- Brief -
Copy every line from the data below in which the string "totalt" can be found.

(Raw records)

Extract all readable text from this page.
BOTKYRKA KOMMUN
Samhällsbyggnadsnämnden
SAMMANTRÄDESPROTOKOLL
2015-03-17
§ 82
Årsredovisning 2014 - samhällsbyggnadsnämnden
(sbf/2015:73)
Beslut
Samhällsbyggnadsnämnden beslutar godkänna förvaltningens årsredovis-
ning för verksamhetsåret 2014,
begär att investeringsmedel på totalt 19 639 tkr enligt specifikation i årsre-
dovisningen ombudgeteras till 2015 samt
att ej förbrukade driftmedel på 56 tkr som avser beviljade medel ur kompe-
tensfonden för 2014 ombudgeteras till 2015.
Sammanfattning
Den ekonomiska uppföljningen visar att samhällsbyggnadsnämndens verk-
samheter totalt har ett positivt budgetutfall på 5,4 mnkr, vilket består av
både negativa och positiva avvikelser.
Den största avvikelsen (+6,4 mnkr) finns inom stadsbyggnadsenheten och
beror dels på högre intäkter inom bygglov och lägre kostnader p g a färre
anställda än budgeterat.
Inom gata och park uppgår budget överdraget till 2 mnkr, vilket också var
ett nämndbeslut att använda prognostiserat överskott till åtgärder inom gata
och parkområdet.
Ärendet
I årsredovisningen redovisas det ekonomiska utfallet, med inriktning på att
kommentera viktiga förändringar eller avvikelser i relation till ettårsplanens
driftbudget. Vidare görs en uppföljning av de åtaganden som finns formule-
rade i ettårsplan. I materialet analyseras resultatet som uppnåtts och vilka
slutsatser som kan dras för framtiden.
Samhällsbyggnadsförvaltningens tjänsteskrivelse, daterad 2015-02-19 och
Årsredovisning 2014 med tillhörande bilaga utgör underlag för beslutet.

- Answer to the problem -
begär att investeringsmedel på totalt 19 639 tkr enligt specifikation i årsre-
samheter totalt har ett positivt budgetutfall på 5,4 mnkr, vilket består av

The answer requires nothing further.